WORK TO COMPLETE:
The entire listing is to be repeated verbatim.

SUPPLIED MATERIAL:
-- start --

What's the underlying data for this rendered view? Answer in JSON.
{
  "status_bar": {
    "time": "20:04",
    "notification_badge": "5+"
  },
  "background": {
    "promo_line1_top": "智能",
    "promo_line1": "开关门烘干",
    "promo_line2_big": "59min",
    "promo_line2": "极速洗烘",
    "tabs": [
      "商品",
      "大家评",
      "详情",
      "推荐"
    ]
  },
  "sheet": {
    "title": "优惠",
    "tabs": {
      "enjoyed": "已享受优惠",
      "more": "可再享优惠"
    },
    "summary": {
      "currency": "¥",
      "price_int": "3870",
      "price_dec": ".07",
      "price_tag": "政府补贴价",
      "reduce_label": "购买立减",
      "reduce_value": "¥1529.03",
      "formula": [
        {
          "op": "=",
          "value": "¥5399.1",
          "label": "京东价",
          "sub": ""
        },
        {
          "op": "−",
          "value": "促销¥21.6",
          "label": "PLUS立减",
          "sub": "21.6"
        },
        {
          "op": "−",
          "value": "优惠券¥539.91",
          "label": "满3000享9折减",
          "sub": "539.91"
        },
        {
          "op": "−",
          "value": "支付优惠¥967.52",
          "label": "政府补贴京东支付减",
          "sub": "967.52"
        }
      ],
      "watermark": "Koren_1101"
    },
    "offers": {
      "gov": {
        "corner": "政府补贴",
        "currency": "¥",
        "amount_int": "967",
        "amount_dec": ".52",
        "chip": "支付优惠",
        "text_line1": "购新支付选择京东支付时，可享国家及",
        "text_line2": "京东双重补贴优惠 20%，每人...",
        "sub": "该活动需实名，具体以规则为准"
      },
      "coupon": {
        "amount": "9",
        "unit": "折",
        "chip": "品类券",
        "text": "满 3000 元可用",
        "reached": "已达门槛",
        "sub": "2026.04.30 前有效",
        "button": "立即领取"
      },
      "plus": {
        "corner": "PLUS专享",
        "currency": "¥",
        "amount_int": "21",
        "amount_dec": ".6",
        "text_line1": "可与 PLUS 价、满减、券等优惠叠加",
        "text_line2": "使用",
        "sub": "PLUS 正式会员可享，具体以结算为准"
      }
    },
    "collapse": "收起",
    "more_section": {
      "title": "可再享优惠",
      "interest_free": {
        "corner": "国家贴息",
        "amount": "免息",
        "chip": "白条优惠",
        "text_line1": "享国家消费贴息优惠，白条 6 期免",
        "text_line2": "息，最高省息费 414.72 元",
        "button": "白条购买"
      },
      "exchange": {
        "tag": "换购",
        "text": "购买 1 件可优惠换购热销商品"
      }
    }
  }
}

-- end --

SOLUTION TO THE PROBLEM:
What's the underlying data for this rendered view? Answer in JSON.
{
  "status_bar": {
    "time": "20:04",
    "notification_badge": "5+"
  },
  "background": {
    "promo_line1_top": "智能",
    "promo_line1": "开关门烘干",
    "promo_line2_big": "59min",
    "promo_line2": "极速洗烘",
    "tabs": [
      "商品",
      "大家评",
      "详情",
      "推荐"
    ]
  },
  "sheet": {
    "title": "优惠",
    "tabs": {
      "enjoyed": "已享受优惠",
      "more": "可再享优惠"
    },
    "summary": {
      "currency": "¥",
      "price_int": "3870",
      "price_dec": ".07",
      "price_tag": "政府补贴价",
      "reduce_label": "购买立减",
      "reduce_value": "¥1529.03",
      "formula": [
        {
          "op": "=",
          "value": "¥5399.1",
          "label": "京东价",
          "sub": ""
        },
        {
          "op": "−",
          "value": "促销¥21.6",
          "label": "PLUS立减",
          "sub": "21.6"
        },
        {
          "op": "−",
          "value": "优惠券¥539.91",
          "label": "满3000享9折减",
          "sub": "539.91"
        },
        {
          "op": "−",
          "value": "支付优惠¥967.52",
          "label": "政府补贴京东支付减",
          "sub": "967.52"
        }
      ],
      "watermark": "Koren_1101"
    },
    "offers": {
      "gov": {
        "corner": "政府补贴",
        "currency": "¥",
        "amount_int": "967",
        "amount_dec": ".52",
        "chip": "支付优惠",
        "text_line1": "购新支付选择京东支付时，可享国家及",
        "text_line2": "京东双重补贴优惠 20%，每人...",
        "sub": "该活动需实名，具体以规则为准"
      },
      "coupon": {
        "amount": "9",
        "unit": "折",
        "chip": "品类券",
        "text": "满 3000 元可用",
        "reached": "已达门槛",
        "sub": "2026.04.30 前有效",
        "button": "立即领取"
      },
      "plus": {
        "corner": "PLUS专享",
        "currency": "¥",
        "amount_int": "21",
        "amount_dec": ".6",
        "text_line1": "可与 PLUS 价、满减、券等优惠叠加",
        "text_line2": "使用",
        "sub": "PLUS 正式会员可享，具体以结算为准"
      }
    },
    "collapse": "收起",
    "more_section": {
      "title": "可再享优惠",
      "interest_free": {
        "corner": "国家贴息",
        "amount": "免息",
        "chip": "白条优惠",
        "text_line1": "享国家消费贴息优惠，白条 6 期免",
        "text_line2": "息，最高省息费 414.72 元",
        "button": "白条购买"
      },
      "exchange": {
        "tag": "换购",
        "text": "购买 1 件可优惠换购热销商品"
      }
    }
  }
}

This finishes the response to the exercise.